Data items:
** begin **
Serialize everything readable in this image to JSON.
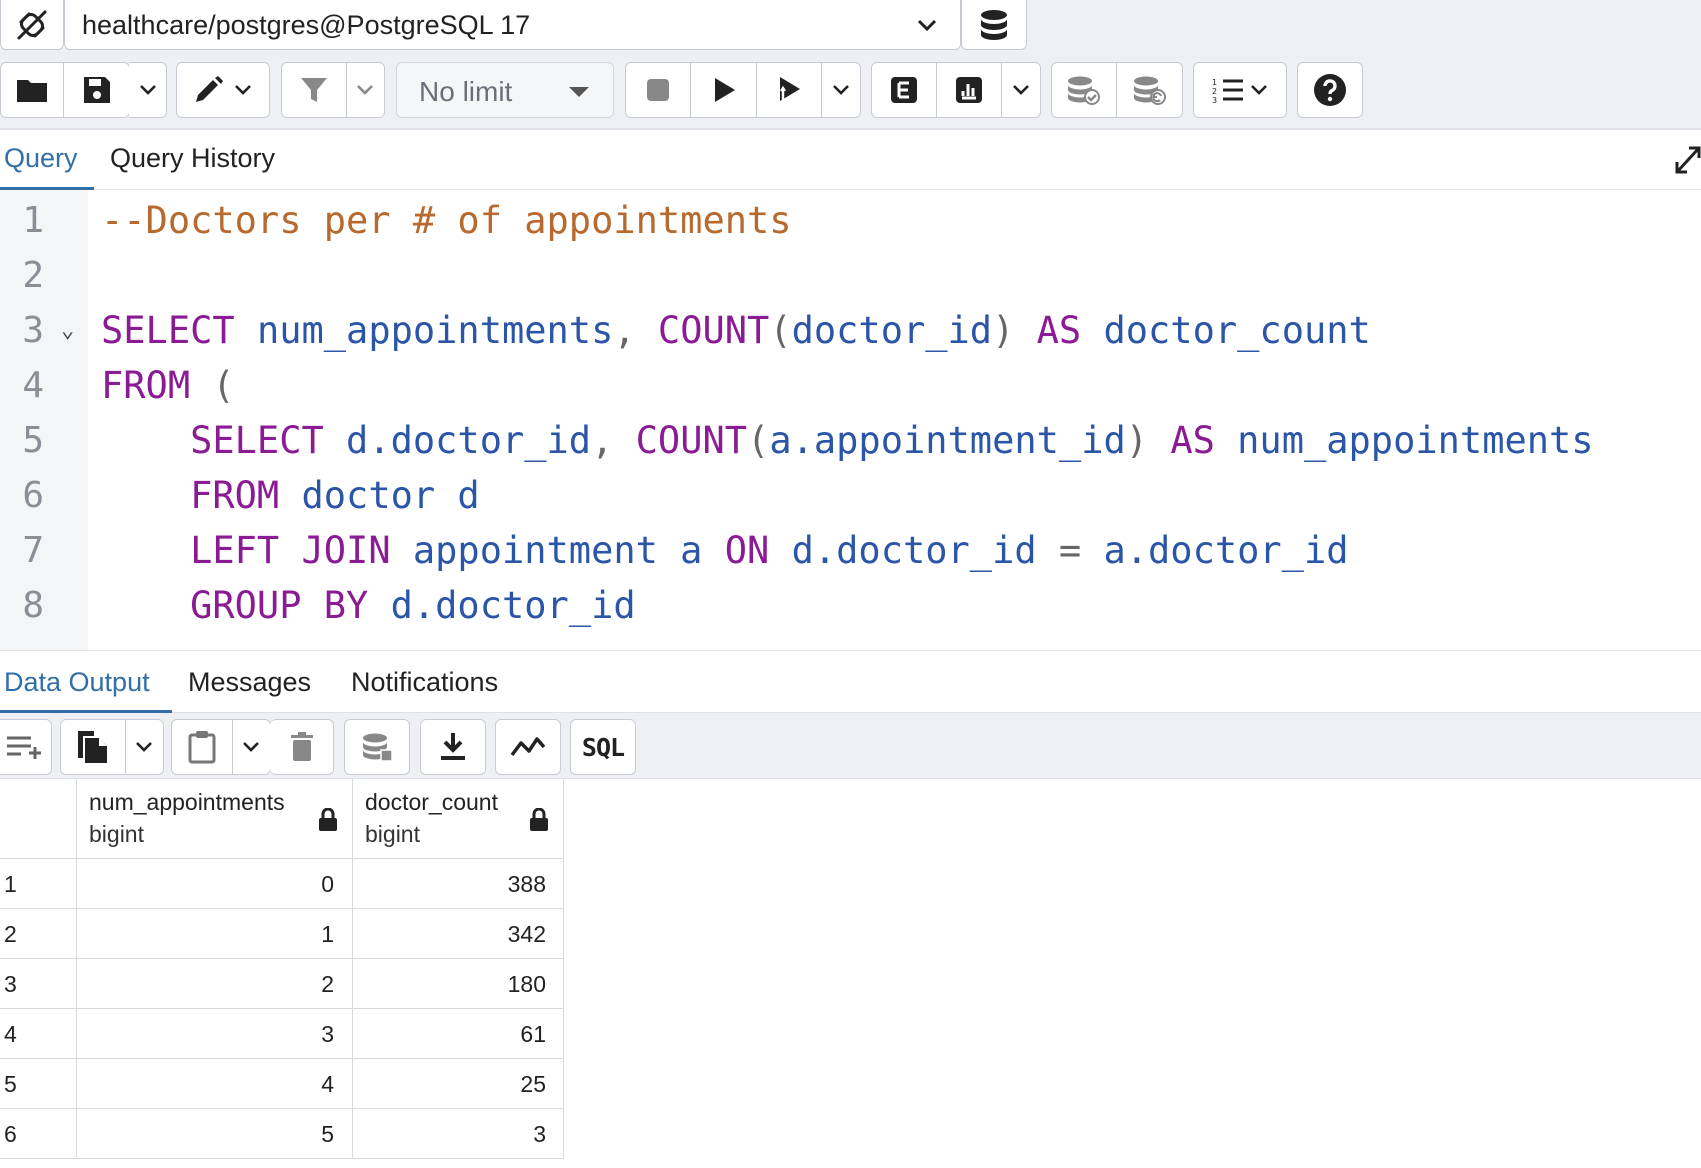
{
  "connection": {
    "label": "healthcare/postgres@PostgreSQL 17"
  },
  "toolbar": {
    "limit_label": "No limit",
    "buttons": [
      "folder-icon",
      "save-icon",
      "chevron-down-icon",
      "pen-icon",
      "filter-icon",
      "stop-icon",
      "play-icon",
      "play-line-icon",
      "explain-icon",
      "analyze-icon",
      "commit-icon",
      "rollback-icon",
      "macros-icon",
      "help-icon"
    ]
  },
  "query_tabs": [
    {
      "label": "Query",
      "active": true
    },
    {
      "label": "Query History",
      "active": false
    }
  ],
  "editor": {
    "lines": [
      {
        "n": "1",
        "tokens": [
          {
            "t": "--Doctors per # of appointments",
            "c": "cm"
          }
        ]
      },
      {
        "n": "2",
        "tokens": []
      },
      {
        "n": "3",
        "fold": "⌄",
        "tokens": [
          {
            "t": "SELECT",
            "c": "kw"
          },
          {
            "t": " ",
            "c": "pn"
          },
          {
            "t": "num_appointments",
            "c": "id"
          },
          {
            "t": ", ",
            "c": "pn"
          },
          {
            "t": "COUNT",
            "c": "kw"
          },
          {
            "t": "(",
            "c": "pn"
          },
          {
            "t": "doctor_id",
            "c": "id"
          },
          {
            "t": ") ",
            "c": "pn"
          },
          {
            "t": "AS",
            "c": "kw"
          },
          {
            "t": " ",
            "c": "pn"
          },
          {
            "t": "doctor_count",
            "c": "id"
          }
        ]
      },
      {
        "n": "4",
        "tokens": [
          {
            "t": "FROM",
            "c": "kw"
          },
          {
            "t": " (",
            "c": "pn"
          }
        ]
      },
      {
        "n": "5",
        "tokens": [
          {
            "t": "    ",
            "c": "pn"
          },
          {
            "t": "SELECT",
            "c": "kw"
          },
          {
            "t": " ",
            "c": "pn"
          },
          {
            "t": "d.doctor_id",
            "c": "id"
          },
          {
            "t": ", ",
            "c": "pn"
          },
          {
            "t": "COUNT",
            "c": "kw"
          },
          {
            "t": "(",
            "c": "pn"
          },
          {
            "t": "a.appointment_id",
            "c": "id"
          },
          {
            "t": ") ",
            "c": "pn"
          },
          {
            "t": "AS",
            "c": "kw"
          },
          {
            "t": " ",
            "c": "pn"
          },
          {
            "t": "num_appointments",
            "c": "id"
          }
        ]
      },
      {
        "n": "6",
        "tokens": [
          {
            "t": "    ",
            "c": "pn"
          },
          {
            "t": "FROM",
            "c": "kw"
          },
          {
            "t": " ",
            "c": "pn"
          },
          {
            "t": "doctor d",
            "c": "id"
          }
        ]
      },
      {
        "n": "7",
        "tokens": [
          {
            "t": "    ",
            "c": "pn"
          },
          {
            "t": "LEFT JOIN",
            "c": "kw"
          },
          {
            "t": " ",
            "c": "pn"
          },
          {
            "t": "appointment a",
            "c": "id"
          },
          {
            "t": " ",
            "c": "pn"
          },
          {
            "t": "ON",
            "c": "kw"
          },
          {
            "t": " ",
            "c": "pn"
          },
          {
            "t": "d.doctor_id",
            "c": "id"
          },
          {
            "t": " = ",
            "c": "pn"
          },
          {
            "t": "a.doctor_id",
            "c": "id"
          }
        ]
      },
      {
        "n": "8",
        "tokens": [
          {
            "t": "    ",
            "c": "pn"
          },
          {
            "t": "GROUP BY",
            "c": "kw"
          },
          {
            "t": " ",
            "c": "pn"
          },
          {
            "t": "d.doctor_id",
            "c": "id"
          }
        ]
      }
    ]
  },
  "output_tabs": [
    {
      "label": "Data Output",
      "active": true
    },
    {
      "label": "Messages",
      "active": false
    },
    {
      "label": "Notifications",
      "active": false
    }
  ],
  "output_toolbar": {
    "sql_label": "SQL"
  },
  "grid": {
    "columns": [
      {
        "name": "num_appointments",
        "type": "bigint"
      },
      {
        "name": "doctor_count",
        "type": "bigint"
      }
    ],
    "rows": [
      {
        "n": "1",
        "num_appointments": "0",
        "doctor_count": "388"
      },
      {
        "n": "2",
        "num_appointments": "1",
        "doctor_count": "342"
      },
      {
        "n": "3",
        "num_appointments": "2",
        "doctor_count": "180"
      },
      {
        "n": "4",
        "num_appointments": "3",
        "doctor_count": "61"
      },
      {
        "n": "5",
        "num_appointments": "4",
        "doctor_count": "25"
      },
      {
        "n": "6",
        "num_appointments": "5",
        "doctor_count": "3"
      }
    ]
  },
  "colors": {
    "accent": "#326fa8",
    "keyword": "#8b1a95",
    "identifier": "#2b56a8",
    "comment": "#b7692e"
  }
}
** end **
Reproduce every line of the material precisely, omitting its pictures.

# [Reply]
Serialize everything readable in this image to JSON.
{
  "connection": {
    "label": "healthcare/postgres@PostgreSQL 17"
  },
  "toolbar": {
    "limit_label": "No limit",
    "buttons": [
      "folder-icon",
      "save-icon",
      "chevron-down-icon",
      "pen-icon",
      "filter-icon",
      "stop-icon",
      "play-icon",
      "play-line-icon",
      "explain-icon",
      "analyze-icon",
      "commit-icon",
      "rollback-icon",
      "macros-icon",
      "help-icon"
    ]
  },
  "query_tabs": [
    {
      "label": "Query",
      "active": true
    },
    {
      "label": "Query History",
      "active": false
    }
  ],
  "editor": {
    "lines": [
      {
        "n": "1",
        "tokens": [
          {
            "t": "--Doctors per # of appointments",
            "c": "cm"
          }
        ]
      },
      {
        "n": "2",
        "tokens": []
      },
      {
        "n": "3",
        "fold": "⌄",
        "tokens": [
          {
            "t": "SELECT",
            "c": "kw"
          },
          {
            "t": " ",
            "c": "pn"
          },
          {
            "t": "num_appointments",
            "c": "id"
          },
          {
            "t": ", ",
            "c": "pn"
          },
          {
            "t": "COUNT",
            "c": "kw"
          },
          {
            "t": "(",
            "c": "pn"
          },
          {
            "t": "doctor_id",
            "c": "id"
          },
          {
            "t": ") ",
            "c": "pn"
          },
          {
            "t": "AS",
            "c": "kw"
          },
          {
            "t": " ",
            "c": "pn"
          },
          {
            "t": "doctor_count",
            "c": "id"
          }
        ]
      },
      {
        "n": "4",
        "tokens": [
          {
            "t": "FROM",
            "c": "kw"
          },
          {
            "t": " (",
            "c": "pn"
          }
        ]
      },
      {
        "n": "5",
        "tokens": [
          {
            "t": "    ",
            "c": "pn"
          },
          {
            "t": "SELECT",
            "c": "kw"
          },
          {
            "t": " ",
            "c": "pn"
          },
          {
            "t": "d.doctor_id",
            "c": "id"
          },
          {
            "t": ", ",
            "c": "pn"
          },
          {
            "t": "COUNT",
            "c": "kw"
          },
          {
            "t": "(",
            "c": "pn"
          },
          {
            "t": "a.appointment_id",
            "c": "id"
          },
          {
            "t": ") ",
            "c": "pn"
          },
          {
            "t": "AS",
            "c": "kw"
          },
          {
            "t": " ",
            "c": "pn"
          },
          {
            "t": "num_appointments",
            "c": "id"
          }
        ]
      },
      {
        "n": "6",
        "tokens": [
          {
            "t": "    ",
            "c": "pn"
          },
          {
            "t": "FROM",
            "c": "kw"
          },
          {
            "t": " ",
            "c": "pn"
          },
          {
            "t": "doctor d",
            "c": "id"
          }
        ]
      },
      {
        "n": "7",
        "tokens": [
          {
            "t": "    ",
            "c": "pn"
          },
          {
            "t": "LEFT JOIN",
            "c": "kw"
          },
          {
            "t": " ",
            "c": "pn"
          },
          {
            "t": "appointment a",
            "c": "id"
          },
          {
            "t": " ",
            "c": "pn"
          },
          {
            "t": "ON",
            "c": "kw"
          },
          {
            "t": " ",
            "c": "pn"
          },
          {
            "t": "d.doctor_id",
            "c": "id"
          },
          {
            "t": " = ",
            "c": "pn"
          },
          {
            "t": "a.doctor_id",
            "c": "id"
          }
        ]
      },
      {
        "n": "8",
        "tokens": [
          {
            "t": "    ",
            "c": "pn"
          },
          {
            "t": "GROUP BY",
            "c": "kw"
          },
          {
            "t": " ",
            "c": "pn"
          },
          {
            "t": "d.doctor_id",
            "c": "id"
          }
        ]
      }
    ]
  },
  "output_tabs": [
    {
      "label": "Data Output",
      "active": true
    },
    {
      "label": "Messages",
      "active": false
    },
    {
      "label": "Notifications",
      "active": false
    }
  ],
  "output_toolbar": {
    "sql_label": "SQL"
  },
  "grid": {
    "columns": [
      {
        "name": "num_appointments",
        "type": "bigint"
      },
      {
        "name": "doctor_count",
        "type": "bigint"
      }
    ],
    "rows": [
      {
        "n": "1",
        "num_appointments": "0",
        "doctor_count": "388"
      },
      {
        "n": "2",
        "num_appointments": "1",
        "doctor_count": "342"
      },
      {
        "n": "3",
        "num_appointments": "2",
        "doctor_count": "180"
      },
      {
        "n": "4",
        "num_appointments": "3",
        "doctor_count": "61"
      },
      {
        "n": "5",
        "num_appointments": "4",
        "doctor_count": "25"
      },
      {
        "n": "6",
        "num_appointments": "5",
        "doctor_count": "3"
      }
    ]
  },
  "colors": {
    "accent": "#326fa8",
    "keyword": "#8b1a95",
    "identifier": "#2b56a8",
    "comment": "#b7692e"
  }
}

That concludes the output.